> [What is being asked]:
From the listing that follows, extract every line and set it down unaltered.

————

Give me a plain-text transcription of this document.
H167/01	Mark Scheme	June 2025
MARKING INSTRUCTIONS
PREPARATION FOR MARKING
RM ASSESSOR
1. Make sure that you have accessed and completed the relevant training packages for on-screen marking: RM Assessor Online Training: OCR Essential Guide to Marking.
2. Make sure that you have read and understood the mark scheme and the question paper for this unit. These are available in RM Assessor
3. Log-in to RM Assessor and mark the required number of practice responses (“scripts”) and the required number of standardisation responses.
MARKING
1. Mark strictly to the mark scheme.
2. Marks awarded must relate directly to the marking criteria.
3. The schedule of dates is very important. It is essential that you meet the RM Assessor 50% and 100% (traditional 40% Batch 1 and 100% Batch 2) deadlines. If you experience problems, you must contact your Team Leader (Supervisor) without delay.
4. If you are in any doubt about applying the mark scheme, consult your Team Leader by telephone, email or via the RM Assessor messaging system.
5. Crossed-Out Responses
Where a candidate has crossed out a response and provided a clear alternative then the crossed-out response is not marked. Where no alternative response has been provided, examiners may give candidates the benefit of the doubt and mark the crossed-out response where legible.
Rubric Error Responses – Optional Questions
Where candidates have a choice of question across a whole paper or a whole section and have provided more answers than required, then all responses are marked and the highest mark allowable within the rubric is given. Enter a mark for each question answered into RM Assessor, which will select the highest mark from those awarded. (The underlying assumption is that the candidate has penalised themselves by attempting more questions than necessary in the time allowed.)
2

————

> [Answer for the task]:
Give me a plain-text transcription of this document.
H167/01	Mark Scheme	June 2025
MARKING INSTRUCTIONS
PREPARATION FOR MARKING
RM ASSESSOR
1. Make sure that you have accessed and completed the relevant training packages for on-screen marking: RM Assessor Online Training: OCR Essential Guide to Marking.
2. Make sure that you have read and understood the mark scheme and the question paper for this unit. These are available in RM Assessor
3. Log-in to RM Assessor and mark the required number of practice responses (“scripts”) and the required number of standardisation responses.
MARKING
1. Mark strictly to the mark scheme.
2. Marks awarded must relate directly to the marking criteria.
3. The schedule of dates is very important. It is essential that you meet the RM Assessor 50% and 100% (traditional 40% Batch 1 and 100% Batch 2) deadlines. If you experience problems, you must contact your Team Leader (Supervisor) without delay.
4. If you are in any doubt about applying the mark scheme, consult your Team Leader by telephone, email or via the RM Assessor messaging system.
5. Crossed-Out Responses
Where a candidate has crossed out a response and provided a clear alternative then the crossed-out response is not marked. Where no alternative response has been provided, examiners may give candidates the benefit of the doubt and mark the crossed-out response where legible.
Rubric Error Responses – Optional Questions
Where candidates have a choice of question across a whole paper or a whole section and have provided more answers than required, then all responses are marked and the highest mark allowable within the rubric is given. Enter a mark for each question answered into RM Assessor, which will select the highest mark from those awarded. (The underlying assumption is that the candidate has penalised themselves by attempting more questions than necessary in the time allowed.)
2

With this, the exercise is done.